WHAT NEEDS TO BE DONE:
What lines of the data include the string "value"? Copy them all.

SUPPLIED DATA:
········
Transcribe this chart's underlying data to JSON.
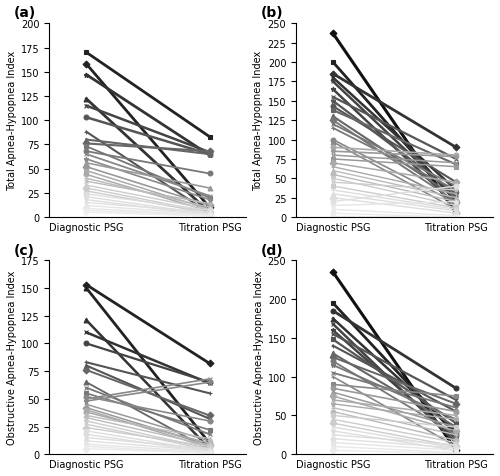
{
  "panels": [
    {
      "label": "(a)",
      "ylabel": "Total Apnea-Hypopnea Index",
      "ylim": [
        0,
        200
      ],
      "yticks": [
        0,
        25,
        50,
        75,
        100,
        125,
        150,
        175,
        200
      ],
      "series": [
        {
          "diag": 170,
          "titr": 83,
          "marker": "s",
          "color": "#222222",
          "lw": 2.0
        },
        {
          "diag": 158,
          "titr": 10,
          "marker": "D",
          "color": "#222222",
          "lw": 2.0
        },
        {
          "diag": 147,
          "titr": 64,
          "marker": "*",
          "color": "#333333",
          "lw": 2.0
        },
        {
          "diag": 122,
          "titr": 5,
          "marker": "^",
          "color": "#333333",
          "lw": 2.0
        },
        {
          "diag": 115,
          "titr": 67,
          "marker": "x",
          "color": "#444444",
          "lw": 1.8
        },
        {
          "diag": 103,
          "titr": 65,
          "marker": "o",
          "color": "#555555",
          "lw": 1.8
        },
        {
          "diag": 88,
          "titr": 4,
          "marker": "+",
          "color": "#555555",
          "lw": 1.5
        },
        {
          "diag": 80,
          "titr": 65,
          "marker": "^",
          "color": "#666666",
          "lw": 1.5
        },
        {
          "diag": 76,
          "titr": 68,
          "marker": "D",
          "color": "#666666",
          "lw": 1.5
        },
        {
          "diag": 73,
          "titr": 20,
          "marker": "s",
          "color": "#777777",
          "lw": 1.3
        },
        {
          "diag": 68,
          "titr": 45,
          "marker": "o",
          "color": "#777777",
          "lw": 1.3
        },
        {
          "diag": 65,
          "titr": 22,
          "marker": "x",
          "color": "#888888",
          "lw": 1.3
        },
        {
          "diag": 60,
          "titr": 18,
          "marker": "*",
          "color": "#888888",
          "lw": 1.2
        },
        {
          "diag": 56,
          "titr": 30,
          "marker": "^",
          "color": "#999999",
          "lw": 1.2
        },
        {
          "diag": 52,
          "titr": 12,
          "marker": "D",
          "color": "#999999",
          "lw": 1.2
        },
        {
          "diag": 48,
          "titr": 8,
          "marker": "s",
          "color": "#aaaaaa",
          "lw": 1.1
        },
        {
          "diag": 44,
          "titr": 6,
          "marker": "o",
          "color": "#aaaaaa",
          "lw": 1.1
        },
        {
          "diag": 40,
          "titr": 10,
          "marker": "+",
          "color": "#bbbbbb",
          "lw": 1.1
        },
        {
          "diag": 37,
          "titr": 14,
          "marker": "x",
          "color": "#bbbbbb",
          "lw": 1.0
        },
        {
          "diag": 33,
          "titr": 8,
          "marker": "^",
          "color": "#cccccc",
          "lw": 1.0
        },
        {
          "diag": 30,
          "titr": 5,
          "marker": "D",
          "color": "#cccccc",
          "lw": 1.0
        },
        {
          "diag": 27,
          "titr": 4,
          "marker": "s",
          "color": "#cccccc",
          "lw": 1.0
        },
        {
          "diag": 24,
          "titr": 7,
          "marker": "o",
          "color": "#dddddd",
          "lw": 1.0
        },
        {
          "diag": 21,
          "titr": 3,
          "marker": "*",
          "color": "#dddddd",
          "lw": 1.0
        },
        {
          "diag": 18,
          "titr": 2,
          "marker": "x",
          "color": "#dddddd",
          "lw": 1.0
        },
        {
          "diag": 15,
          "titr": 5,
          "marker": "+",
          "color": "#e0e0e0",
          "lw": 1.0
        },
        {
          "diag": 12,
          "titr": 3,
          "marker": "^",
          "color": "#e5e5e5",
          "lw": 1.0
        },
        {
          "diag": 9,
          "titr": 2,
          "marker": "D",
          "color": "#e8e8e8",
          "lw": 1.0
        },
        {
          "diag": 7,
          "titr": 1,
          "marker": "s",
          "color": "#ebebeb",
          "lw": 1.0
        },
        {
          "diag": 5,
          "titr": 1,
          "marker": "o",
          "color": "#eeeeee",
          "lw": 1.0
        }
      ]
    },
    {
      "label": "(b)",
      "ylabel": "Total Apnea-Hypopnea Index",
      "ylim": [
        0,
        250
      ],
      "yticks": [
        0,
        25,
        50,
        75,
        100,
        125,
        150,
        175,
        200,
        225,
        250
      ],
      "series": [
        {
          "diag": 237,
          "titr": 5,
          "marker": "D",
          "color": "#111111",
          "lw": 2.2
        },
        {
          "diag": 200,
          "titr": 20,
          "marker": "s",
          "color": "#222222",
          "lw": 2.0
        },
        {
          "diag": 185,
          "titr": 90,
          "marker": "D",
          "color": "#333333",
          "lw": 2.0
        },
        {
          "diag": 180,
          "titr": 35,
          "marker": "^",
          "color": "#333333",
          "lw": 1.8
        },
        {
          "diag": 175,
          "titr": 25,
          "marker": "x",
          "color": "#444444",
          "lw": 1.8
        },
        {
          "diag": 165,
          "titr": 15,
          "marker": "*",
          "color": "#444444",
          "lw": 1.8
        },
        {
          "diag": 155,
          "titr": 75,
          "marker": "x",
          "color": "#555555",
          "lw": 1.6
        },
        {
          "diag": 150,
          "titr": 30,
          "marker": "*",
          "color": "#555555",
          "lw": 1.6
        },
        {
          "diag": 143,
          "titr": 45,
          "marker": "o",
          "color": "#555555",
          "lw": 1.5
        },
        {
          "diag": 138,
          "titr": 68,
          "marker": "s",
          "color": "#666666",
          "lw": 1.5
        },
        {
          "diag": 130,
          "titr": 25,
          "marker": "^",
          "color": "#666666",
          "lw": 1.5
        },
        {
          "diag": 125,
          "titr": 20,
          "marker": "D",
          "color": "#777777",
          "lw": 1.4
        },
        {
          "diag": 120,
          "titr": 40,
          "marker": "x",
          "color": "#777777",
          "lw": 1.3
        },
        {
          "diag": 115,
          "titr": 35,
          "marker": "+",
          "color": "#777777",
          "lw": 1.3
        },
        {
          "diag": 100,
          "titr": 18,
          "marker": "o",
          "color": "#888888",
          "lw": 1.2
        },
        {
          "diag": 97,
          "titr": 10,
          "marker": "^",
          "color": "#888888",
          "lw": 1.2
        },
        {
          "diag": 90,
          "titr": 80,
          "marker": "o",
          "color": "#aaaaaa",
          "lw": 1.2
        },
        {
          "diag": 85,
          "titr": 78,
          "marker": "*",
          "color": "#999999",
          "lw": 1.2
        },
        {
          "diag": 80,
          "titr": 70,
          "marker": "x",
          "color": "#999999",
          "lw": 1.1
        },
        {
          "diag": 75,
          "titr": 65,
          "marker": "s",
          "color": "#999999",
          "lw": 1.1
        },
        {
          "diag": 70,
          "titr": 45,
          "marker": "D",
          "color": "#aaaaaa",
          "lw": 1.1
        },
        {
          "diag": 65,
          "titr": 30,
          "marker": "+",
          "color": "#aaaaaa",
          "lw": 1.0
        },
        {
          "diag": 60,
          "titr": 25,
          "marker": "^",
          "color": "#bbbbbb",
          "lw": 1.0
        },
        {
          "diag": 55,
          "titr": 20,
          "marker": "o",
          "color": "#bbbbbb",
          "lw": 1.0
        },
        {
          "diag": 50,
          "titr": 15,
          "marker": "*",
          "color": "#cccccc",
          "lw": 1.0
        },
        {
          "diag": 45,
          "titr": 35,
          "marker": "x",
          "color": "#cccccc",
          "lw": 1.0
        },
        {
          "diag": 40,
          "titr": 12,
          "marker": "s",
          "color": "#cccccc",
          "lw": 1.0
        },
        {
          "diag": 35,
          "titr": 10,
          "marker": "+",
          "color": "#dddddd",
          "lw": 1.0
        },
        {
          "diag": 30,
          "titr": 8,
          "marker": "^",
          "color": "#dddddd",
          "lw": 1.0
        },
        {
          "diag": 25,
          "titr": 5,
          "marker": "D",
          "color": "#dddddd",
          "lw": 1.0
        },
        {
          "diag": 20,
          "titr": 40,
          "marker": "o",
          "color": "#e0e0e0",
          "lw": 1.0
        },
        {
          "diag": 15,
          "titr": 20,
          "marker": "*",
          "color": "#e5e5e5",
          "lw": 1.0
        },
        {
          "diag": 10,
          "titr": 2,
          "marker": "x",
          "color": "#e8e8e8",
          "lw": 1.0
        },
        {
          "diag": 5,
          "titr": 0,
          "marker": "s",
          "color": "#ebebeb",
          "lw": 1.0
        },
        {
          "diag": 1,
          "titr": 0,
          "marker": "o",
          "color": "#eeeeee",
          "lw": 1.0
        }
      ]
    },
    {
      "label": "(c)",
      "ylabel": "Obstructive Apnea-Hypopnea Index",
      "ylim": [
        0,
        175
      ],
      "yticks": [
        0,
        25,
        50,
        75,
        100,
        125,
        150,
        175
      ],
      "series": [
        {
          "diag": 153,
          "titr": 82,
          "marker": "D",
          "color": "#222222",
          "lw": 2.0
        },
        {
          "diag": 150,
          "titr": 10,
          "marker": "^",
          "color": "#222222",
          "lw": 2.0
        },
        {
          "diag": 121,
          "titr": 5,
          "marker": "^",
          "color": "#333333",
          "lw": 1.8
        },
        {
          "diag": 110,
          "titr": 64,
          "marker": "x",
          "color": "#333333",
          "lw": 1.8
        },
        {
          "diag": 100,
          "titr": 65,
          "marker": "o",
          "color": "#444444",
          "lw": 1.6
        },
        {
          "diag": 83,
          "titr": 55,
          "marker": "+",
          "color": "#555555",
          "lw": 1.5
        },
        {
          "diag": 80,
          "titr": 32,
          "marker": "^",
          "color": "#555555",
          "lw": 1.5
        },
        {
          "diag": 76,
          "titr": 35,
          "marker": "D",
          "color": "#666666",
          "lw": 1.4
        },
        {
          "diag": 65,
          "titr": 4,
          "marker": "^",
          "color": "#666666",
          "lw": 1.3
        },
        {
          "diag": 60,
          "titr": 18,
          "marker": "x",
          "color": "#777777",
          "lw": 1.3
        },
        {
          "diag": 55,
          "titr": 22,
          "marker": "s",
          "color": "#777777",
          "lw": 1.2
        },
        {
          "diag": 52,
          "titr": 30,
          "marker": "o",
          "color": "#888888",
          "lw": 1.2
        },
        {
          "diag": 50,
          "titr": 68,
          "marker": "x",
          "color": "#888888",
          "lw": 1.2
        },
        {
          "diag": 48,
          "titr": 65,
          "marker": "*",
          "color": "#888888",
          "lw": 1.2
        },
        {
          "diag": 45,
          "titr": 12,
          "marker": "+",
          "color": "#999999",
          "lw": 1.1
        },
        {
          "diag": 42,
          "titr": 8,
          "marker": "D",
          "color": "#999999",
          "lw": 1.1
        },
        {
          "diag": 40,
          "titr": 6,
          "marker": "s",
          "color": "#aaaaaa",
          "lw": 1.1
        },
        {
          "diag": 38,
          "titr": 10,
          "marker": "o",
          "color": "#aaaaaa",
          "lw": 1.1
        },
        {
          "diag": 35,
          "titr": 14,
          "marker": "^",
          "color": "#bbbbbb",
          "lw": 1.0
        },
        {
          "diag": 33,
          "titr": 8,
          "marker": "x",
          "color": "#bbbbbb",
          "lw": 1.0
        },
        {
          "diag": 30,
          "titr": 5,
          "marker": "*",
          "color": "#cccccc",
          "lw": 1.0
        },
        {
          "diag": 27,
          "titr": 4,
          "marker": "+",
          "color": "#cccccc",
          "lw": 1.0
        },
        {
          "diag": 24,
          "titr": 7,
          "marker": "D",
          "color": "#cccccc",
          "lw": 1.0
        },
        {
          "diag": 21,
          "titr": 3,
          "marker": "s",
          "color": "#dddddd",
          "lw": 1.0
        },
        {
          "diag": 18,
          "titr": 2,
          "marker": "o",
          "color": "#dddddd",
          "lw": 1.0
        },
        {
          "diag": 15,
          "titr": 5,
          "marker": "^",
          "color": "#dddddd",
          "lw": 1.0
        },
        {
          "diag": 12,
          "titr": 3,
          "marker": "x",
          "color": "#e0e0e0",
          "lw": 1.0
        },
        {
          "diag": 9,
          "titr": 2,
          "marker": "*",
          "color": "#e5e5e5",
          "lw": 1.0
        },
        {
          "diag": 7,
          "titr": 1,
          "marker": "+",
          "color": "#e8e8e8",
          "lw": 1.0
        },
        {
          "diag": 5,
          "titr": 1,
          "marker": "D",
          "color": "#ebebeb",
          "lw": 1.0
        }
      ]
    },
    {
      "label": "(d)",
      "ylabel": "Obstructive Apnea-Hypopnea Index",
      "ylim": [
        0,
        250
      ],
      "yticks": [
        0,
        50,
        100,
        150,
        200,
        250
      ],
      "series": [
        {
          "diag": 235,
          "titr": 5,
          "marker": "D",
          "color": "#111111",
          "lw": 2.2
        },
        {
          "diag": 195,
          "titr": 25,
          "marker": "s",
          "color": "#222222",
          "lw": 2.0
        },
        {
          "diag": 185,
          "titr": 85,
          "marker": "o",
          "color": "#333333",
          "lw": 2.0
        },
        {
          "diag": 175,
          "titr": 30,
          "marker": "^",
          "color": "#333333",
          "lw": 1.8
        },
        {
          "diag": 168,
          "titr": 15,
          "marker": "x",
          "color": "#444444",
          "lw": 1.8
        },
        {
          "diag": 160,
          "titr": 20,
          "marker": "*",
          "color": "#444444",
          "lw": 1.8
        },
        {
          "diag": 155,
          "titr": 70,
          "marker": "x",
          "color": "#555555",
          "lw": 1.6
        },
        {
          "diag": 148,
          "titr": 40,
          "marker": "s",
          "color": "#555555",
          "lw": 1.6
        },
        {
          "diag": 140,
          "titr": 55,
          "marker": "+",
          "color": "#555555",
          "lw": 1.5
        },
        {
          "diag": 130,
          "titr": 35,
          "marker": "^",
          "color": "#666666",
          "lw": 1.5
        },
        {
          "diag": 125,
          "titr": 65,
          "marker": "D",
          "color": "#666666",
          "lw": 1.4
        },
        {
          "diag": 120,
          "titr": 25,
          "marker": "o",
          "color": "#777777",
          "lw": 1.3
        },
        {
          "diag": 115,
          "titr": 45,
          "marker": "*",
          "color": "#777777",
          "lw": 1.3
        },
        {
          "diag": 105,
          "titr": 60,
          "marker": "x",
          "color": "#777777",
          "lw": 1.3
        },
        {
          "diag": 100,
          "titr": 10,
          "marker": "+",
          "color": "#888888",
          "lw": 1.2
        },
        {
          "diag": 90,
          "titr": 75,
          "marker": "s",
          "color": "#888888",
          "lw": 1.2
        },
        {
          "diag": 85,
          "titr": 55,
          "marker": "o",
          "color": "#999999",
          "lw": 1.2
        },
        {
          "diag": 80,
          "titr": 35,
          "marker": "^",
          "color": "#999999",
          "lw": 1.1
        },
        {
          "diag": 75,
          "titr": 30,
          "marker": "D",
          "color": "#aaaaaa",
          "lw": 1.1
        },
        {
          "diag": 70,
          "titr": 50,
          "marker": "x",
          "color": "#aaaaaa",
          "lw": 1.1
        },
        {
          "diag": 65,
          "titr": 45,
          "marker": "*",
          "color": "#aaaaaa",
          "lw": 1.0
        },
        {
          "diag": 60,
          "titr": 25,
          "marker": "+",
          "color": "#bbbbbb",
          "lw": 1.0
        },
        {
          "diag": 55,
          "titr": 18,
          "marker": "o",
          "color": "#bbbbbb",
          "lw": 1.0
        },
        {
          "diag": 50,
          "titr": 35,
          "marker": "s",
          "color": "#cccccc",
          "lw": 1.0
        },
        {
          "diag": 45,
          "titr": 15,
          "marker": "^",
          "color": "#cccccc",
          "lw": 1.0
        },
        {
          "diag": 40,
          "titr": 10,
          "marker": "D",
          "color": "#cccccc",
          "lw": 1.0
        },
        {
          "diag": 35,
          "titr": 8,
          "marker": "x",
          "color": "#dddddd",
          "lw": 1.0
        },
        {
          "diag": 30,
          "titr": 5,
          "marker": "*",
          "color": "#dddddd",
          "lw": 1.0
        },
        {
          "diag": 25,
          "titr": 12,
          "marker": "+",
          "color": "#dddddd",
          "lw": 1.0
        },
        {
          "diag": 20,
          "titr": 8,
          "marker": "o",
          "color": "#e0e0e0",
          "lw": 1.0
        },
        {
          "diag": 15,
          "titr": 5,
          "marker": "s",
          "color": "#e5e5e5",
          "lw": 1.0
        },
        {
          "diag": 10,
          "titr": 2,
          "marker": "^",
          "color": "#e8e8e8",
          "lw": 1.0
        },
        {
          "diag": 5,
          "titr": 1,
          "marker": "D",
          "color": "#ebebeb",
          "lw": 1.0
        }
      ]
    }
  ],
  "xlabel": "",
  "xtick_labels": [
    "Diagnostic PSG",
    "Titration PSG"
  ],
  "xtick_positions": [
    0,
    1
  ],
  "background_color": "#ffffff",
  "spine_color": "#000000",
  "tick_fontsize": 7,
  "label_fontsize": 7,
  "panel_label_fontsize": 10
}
········
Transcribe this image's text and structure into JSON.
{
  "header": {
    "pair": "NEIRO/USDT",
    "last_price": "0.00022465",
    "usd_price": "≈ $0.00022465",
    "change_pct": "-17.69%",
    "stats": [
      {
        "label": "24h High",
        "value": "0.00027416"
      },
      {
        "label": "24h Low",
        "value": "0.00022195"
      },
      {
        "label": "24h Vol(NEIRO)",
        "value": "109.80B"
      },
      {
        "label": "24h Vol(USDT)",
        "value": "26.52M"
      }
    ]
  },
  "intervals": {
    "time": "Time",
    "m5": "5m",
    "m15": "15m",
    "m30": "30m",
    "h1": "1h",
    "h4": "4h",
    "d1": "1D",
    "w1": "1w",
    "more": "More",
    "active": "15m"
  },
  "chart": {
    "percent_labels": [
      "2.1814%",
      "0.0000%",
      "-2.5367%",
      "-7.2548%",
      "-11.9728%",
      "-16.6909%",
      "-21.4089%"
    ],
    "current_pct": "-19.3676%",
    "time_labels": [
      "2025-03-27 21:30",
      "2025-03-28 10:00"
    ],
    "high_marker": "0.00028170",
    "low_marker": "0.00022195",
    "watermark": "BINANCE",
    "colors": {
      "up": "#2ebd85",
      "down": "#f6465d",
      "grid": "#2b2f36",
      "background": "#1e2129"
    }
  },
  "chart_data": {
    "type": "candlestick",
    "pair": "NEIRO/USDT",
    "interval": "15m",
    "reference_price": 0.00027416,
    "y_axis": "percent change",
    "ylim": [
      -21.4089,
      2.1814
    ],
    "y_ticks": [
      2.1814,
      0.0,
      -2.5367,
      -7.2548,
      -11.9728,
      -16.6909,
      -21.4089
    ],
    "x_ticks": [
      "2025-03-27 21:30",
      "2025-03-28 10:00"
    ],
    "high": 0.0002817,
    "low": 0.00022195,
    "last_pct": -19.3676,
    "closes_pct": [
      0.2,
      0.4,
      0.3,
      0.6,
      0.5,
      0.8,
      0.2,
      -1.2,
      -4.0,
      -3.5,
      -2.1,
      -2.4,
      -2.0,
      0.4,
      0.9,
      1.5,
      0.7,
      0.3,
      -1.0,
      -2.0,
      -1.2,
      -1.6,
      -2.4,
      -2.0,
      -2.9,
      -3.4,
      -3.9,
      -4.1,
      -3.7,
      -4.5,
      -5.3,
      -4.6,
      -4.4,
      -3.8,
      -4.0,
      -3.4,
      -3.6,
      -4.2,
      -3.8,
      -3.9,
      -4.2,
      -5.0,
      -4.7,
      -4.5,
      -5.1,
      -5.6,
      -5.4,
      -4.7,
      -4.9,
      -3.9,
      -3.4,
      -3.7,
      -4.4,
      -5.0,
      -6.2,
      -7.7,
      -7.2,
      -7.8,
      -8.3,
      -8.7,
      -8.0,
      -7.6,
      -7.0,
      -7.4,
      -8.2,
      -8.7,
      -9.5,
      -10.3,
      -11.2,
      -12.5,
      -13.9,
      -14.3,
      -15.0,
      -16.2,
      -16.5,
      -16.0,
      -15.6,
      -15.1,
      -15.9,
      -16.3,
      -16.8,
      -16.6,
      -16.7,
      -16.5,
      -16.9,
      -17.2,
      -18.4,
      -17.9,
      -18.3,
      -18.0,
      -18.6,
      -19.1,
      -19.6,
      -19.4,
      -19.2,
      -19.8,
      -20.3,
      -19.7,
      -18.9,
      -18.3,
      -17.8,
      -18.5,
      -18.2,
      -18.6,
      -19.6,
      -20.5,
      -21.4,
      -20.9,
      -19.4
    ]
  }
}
········
REPLY TO THE EXERCISE:
        "value": "0.00027416"
        "value": "0.00022195"
        "value": "109.80B"
        "value": "26.52M"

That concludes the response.